Task inputs:
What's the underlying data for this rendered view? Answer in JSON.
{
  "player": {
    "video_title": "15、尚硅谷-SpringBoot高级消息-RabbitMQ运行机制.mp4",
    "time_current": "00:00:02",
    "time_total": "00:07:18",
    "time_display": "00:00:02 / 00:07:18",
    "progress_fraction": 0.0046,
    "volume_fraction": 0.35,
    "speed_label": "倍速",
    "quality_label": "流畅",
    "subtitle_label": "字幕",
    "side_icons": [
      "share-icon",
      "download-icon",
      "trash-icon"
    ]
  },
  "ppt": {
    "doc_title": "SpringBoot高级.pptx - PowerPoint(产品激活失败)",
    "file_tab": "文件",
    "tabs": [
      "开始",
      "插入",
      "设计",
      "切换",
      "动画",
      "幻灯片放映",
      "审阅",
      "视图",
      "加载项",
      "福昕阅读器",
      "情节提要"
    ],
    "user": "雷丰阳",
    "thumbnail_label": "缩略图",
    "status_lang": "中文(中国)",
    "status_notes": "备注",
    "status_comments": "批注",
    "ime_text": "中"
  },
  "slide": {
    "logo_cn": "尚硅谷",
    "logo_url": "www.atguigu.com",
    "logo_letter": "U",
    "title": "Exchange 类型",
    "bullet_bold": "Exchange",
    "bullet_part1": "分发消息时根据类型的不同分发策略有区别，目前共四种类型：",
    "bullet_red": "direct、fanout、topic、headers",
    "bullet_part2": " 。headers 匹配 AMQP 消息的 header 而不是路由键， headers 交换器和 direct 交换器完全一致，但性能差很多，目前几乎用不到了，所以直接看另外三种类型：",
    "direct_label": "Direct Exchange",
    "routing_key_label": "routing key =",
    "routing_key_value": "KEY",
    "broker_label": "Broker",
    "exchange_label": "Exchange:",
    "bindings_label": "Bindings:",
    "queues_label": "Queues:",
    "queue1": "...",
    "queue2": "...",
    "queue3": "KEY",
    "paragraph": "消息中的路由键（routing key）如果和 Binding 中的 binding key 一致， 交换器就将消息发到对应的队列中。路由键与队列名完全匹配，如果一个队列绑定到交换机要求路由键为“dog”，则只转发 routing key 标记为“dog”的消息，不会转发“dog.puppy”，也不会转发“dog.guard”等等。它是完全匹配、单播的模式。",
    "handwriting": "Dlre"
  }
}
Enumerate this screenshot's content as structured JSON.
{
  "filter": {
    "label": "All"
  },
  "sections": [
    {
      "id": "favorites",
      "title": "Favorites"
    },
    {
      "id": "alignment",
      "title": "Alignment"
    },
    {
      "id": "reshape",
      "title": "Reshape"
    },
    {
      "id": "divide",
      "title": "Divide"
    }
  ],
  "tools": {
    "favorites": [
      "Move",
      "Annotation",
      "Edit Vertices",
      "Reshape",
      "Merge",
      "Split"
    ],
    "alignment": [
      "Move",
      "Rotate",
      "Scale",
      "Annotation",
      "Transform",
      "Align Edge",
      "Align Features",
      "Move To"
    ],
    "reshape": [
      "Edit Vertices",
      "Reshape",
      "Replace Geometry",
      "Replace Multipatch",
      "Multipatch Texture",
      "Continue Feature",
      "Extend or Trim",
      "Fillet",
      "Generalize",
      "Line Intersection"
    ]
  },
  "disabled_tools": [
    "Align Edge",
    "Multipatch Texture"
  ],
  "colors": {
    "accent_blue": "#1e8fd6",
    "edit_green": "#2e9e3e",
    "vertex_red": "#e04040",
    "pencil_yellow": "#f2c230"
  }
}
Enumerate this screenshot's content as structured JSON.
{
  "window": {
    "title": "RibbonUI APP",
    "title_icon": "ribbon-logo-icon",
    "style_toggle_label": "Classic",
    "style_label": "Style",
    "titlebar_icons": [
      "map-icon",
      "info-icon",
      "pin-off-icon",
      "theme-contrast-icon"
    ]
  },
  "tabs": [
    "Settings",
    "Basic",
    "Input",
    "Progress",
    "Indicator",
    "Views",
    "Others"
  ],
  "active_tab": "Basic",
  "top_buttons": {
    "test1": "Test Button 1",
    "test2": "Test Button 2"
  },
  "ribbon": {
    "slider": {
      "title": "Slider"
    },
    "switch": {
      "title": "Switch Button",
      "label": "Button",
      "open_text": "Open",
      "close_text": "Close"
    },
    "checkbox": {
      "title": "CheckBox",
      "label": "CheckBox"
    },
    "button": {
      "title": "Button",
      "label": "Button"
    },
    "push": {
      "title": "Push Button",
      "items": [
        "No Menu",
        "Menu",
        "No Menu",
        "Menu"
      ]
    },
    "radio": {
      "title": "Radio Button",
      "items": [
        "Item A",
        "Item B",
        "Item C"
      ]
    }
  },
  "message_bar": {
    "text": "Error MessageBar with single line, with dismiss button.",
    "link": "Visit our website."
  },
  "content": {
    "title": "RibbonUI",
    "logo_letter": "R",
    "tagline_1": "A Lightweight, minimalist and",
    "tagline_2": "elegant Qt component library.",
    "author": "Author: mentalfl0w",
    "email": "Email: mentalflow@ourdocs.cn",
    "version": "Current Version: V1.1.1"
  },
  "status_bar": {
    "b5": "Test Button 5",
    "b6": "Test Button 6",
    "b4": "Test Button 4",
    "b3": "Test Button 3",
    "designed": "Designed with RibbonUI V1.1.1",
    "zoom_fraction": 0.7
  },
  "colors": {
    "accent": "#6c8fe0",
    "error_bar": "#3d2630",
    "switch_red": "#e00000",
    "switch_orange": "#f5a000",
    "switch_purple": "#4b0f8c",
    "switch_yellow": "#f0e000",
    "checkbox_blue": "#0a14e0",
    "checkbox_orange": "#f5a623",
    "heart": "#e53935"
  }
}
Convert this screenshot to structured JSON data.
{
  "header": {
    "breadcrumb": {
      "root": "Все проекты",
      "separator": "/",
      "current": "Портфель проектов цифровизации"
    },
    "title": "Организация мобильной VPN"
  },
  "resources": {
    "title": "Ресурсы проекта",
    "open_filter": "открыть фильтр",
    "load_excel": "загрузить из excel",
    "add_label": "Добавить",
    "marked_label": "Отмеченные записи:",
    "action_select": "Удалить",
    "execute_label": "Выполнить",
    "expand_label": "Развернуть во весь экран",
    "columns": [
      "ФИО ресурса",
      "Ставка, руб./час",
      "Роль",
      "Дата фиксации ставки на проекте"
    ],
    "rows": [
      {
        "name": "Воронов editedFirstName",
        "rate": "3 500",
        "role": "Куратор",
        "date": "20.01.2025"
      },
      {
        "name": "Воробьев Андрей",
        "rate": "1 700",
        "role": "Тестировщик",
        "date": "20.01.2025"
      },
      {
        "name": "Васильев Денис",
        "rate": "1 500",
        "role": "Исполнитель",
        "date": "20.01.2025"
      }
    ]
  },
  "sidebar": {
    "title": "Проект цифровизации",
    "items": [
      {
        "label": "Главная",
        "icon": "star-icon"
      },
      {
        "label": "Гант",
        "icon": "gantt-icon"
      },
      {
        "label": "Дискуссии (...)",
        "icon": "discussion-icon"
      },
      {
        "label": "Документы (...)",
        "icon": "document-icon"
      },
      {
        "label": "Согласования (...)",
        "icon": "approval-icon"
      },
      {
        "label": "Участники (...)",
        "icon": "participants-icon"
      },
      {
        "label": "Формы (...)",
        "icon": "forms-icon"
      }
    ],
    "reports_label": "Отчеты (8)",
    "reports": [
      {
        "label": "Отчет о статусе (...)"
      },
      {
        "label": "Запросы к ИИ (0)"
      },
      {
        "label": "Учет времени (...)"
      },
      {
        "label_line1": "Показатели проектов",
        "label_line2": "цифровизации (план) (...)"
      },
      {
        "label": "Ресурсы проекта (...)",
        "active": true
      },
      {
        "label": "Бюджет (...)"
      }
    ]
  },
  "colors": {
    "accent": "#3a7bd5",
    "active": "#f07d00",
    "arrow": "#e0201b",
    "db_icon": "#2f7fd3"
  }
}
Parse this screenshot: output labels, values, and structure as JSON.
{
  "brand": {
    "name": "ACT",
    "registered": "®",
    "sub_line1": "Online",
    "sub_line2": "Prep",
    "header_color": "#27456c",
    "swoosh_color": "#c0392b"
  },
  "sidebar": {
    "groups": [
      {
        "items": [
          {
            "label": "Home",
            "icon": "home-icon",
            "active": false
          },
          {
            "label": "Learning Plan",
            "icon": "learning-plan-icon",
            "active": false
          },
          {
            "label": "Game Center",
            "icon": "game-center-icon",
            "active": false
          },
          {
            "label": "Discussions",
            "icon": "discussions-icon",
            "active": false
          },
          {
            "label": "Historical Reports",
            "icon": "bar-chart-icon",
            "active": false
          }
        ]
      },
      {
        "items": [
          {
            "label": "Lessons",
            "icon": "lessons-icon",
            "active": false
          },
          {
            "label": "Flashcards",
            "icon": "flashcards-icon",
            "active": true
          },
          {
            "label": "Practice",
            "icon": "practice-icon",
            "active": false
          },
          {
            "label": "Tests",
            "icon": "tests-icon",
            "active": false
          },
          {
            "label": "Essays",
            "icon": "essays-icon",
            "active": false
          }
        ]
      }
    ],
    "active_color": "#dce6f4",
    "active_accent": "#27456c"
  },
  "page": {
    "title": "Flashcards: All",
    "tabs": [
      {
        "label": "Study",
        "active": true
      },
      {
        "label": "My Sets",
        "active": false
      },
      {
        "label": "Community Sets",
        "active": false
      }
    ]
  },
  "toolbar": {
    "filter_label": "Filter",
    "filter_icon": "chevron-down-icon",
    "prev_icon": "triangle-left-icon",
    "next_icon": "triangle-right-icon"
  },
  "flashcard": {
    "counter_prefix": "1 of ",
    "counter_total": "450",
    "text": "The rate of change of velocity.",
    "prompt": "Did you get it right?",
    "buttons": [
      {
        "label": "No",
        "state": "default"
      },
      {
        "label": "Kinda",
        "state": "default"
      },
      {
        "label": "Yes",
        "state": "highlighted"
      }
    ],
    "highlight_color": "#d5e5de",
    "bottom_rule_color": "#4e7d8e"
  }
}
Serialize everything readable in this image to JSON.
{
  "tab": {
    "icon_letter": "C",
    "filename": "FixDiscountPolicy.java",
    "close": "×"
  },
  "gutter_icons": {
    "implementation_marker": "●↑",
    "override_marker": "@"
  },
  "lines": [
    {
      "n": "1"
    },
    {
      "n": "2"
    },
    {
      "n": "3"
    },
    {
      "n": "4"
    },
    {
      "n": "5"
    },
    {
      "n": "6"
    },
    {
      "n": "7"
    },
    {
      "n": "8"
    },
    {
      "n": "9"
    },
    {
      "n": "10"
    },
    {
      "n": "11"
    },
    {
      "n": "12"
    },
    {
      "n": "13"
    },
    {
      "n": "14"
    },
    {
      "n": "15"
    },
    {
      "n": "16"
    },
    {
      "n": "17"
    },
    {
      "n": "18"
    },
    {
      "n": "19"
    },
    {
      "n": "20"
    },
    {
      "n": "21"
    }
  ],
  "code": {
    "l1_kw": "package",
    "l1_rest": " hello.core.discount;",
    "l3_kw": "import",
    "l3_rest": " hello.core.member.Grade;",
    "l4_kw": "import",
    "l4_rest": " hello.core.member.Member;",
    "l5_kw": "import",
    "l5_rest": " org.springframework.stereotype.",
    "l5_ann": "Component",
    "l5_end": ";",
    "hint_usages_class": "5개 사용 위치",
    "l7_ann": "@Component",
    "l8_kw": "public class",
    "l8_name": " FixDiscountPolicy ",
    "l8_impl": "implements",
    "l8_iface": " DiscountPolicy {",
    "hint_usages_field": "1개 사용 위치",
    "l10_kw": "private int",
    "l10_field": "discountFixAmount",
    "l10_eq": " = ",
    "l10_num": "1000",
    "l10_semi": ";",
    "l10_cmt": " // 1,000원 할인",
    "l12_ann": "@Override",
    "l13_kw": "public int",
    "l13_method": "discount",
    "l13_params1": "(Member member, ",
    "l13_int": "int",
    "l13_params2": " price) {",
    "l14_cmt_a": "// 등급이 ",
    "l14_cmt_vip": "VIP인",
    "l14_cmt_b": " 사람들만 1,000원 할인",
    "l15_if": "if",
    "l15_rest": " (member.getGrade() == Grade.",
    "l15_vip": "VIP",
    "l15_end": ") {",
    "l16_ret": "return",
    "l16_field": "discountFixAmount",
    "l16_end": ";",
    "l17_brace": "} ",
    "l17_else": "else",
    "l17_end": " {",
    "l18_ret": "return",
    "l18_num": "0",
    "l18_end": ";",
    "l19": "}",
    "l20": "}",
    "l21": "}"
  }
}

Written exercise: Gather all lines with the string "triangle" from the data.

Correct response:
    "prev_icon": "triangle-left-icon",
    "next_icon": "triangle-right-icon"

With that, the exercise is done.